_EXERCISE OBJECTIVE_: Keep the pictures out of the copy and repeat the records exactly.

_WORKING DATA_:
--------------------------------
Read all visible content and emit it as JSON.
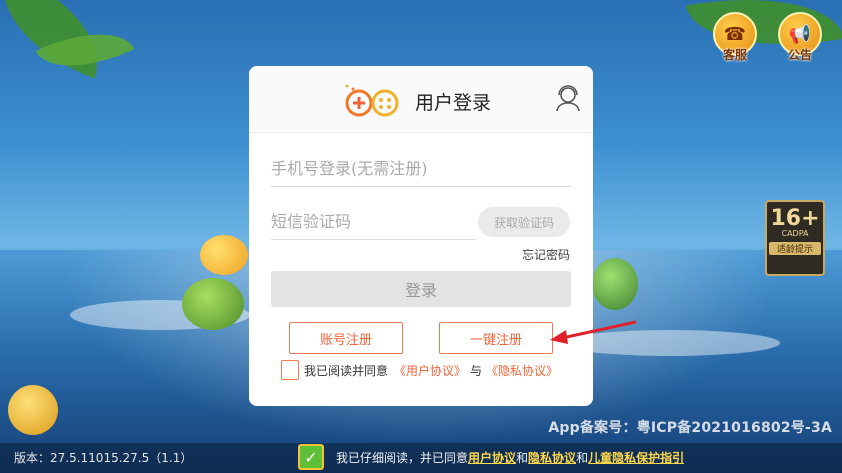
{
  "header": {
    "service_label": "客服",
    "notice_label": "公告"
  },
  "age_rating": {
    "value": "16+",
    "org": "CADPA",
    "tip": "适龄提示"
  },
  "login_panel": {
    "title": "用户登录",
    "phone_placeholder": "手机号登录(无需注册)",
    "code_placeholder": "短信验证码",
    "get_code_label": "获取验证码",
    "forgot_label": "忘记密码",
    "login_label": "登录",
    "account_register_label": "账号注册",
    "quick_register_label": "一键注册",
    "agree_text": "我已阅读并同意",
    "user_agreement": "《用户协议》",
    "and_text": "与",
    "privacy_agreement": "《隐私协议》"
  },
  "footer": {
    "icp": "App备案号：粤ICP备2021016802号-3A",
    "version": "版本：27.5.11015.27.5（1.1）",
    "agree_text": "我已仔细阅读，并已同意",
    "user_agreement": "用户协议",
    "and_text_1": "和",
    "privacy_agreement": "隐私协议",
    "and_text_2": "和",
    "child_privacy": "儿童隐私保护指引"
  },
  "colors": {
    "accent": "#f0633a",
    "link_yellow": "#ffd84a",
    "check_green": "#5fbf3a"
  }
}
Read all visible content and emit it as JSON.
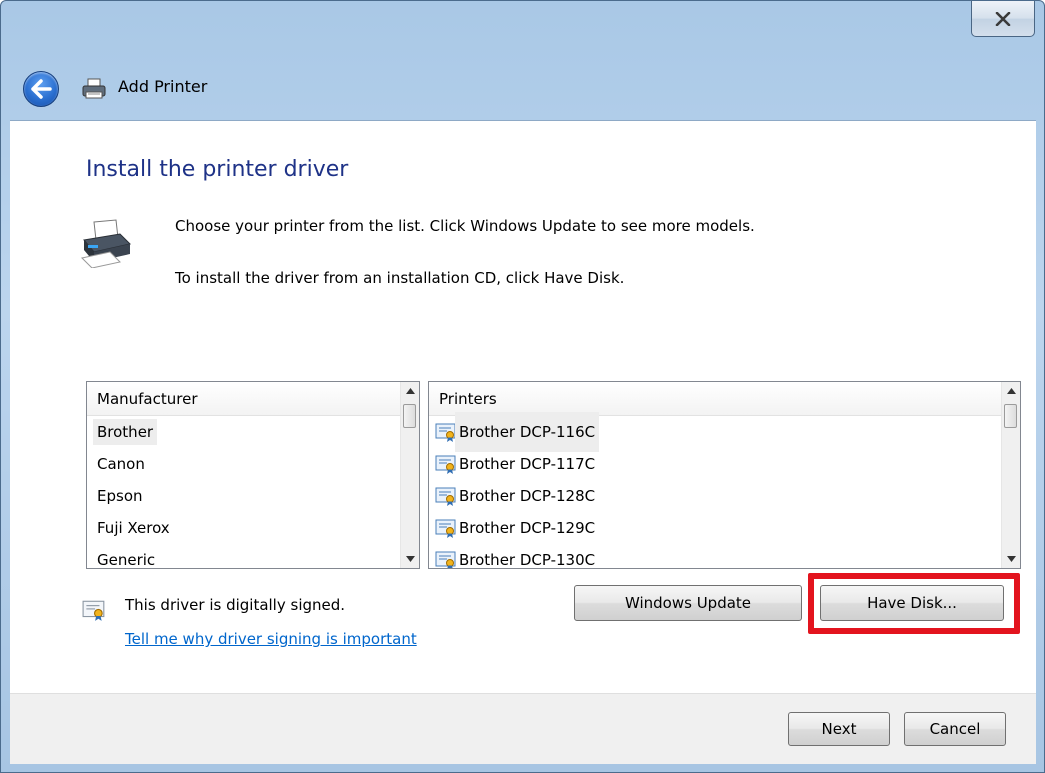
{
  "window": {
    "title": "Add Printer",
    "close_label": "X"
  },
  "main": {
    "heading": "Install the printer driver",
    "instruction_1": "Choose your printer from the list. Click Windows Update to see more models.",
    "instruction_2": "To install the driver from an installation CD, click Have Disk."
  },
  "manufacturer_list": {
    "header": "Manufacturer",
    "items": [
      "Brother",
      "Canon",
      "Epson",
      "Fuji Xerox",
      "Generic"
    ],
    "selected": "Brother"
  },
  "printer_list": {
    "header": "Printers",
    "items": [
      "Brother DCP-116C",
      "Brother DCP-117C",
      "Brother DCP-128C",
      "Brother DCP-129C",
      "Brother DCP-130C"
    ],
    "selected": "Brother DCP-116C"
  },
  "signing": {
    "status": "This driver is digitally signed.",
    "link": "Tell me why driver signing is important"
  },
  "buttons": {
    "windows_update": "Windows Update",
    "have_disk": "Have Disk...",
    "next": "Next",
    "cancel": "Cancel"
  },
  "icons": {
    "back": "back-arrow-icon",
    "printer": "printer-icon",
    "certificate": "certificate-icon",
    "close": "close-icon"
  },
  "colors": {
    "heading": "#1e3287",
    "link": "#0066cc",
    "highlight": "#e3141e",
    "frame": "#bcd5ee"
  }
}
--------------------------------
_FULL OUTPUT_:
Read all visible content and emit it as JSON.
{
  "header": {
    "service_label": "客服",
    "notice_label": "公告"
  },
  "age_rating": {
    "value": "16+",
    "org": "CADPA",
    "tip": "适龄提示"
  },
  "login_panel": {
    "title": "用户登录",
    "phone_placeholder": "手机号登录(无需注册)",
    "code_placeholder": "短信验证码",
    "get_code_label": "获取验证码",
    "forgot_label": "忘记密码",
    "login_label": "登录",
    "account_register_label": "账号注册",
    "quick_register_label": "一键注册",
    "agree_text": "我已阅读并同意",
    "user_agreement": "《用户协议》",
    "and_text": "与",
    "privacy_agreement": "《隐私协议》"
  },
  "footer": {
    "icp": "App备案号：粤ICP备2021016802号-3A",
    "version": "版本：27.5.11015.27.5（1.1）",
    "agree_text": "我已仔细阅读，并已同意",
    "user_agreement": "用户协议",
    "and_text_1": "和",
    "privacy_agreement": "隐私协议",
    "and_text_2": "和",
    "child_privacy": "儿童隐私保护指引"
  },
  "colors": {
    "accent": "#f0633a",
    "link_yellow": "#ffd84a",
    "check_green": "#5fbf3a"
  }
}
Read all visible content and emit it as JSON.
{
  "window": {
    "title": "Add Printer",
    "close_label": "X"
  },
  "main": {
    "heading": "Install the printer driver",
    "instruction_1": "Choose your printer from the list. Click Windows Update to see more models.",
    "instruction_2": "To install the driver from an installation CD, click Have Disk."
  },
  "manufacturer_list": {
    "header": "Manufacturer",
    "items": [
      "Brother",
      "Canon",
      "Epson",
      "Fuji Xerox",
      "Generic"
    ],
    "selected": "Brother"
  },
  "printer_list": {
    "header": "Printers",
    "items": [
      "Brother DCP-116C",
      "Brother DCP-117C",
      "Brother DCP-128C",
      "Brother DCP-129C",
      "Brother DCP-130C"
    ],
    "selected": "Brother DCP-116C"
  },
  "signing": {
    "status": "This driver is digitally signed.",
    "link": "Tell me why driver signing is important"
  },
  "buttons": {
    "windows_update": "Windows Update",
    "have_disk": "Have Disk...",
    "next": "Next",
    "cancel": "Cancel"
  },
  "icons": {
    "back": "back-arrow-icon",
    "printer": "printer-icon",
    "certificate": "certificate-icon",
    "close": "close-icon"
  },
  "colors": {
    "heading": "#1e3287",
    "link": "#0066cc",
    "highlight": "#e3141e",
    "frame": "#bcd5ee"
  }
}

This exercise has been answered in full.